>> BEGIN Exercise inputs

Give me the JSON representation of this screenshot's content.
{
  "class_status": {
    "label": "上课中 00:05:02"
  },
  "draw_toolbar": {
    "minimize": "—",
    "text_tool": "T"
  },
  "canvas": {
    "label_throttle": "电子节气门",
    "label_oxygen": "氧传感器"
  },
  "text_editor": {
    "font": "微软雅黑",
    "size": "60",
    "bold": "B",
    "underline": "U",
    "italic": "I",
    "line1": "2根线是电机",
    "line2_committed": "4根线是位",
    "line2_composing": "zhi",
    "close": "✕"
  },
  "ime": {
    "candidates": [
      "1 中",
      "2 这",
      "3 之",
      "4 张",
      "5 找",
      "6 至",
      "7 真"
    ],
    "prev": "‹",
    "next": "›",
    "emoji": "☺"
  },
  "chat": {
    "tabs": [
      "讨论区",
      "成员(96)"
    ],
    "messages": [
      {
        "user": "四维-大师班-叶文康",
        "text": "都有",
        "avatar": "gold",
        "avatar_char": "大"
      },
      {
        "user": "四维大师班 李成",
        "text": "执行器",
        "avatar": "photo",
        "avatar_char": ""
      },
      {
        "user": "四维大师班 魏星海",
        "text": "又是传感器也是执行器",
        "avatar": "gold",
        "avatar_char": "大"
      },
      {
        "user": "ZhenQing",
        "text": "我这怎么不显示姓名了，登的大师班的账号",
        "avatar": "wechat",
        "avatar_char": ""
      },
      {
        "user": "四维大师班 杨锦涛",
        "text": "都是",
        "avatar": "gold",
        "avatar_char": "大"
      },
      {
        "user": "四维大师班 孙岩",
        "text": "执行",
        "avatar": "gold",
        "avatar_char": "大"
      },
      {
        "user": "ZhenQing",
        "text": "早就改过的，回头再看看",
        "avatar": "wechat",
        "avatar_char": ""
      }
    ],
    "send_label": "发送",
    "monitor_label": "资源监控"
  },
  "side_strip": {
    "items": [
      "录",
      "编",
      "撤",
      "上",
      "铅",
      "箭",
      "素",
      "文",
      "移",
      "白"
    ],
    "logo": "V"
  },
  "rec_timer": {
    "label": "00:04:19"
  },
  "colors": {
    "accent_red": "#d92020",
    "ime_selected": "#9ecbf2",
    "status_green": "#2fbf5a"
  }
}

>> END Exercise inputs

In the entries above, locate every line with the word "user" and copy it.

        "user": "四维-大师班-叶文康",
        "user": "四维大师班 李成",
        "user": "四维大师班 魏星海",
        "user": "ZhenQing",
        "user": "四维大师班 杨锦涛",
        "user": "四维大师班 孙岩",
        "user": "ZhenQing",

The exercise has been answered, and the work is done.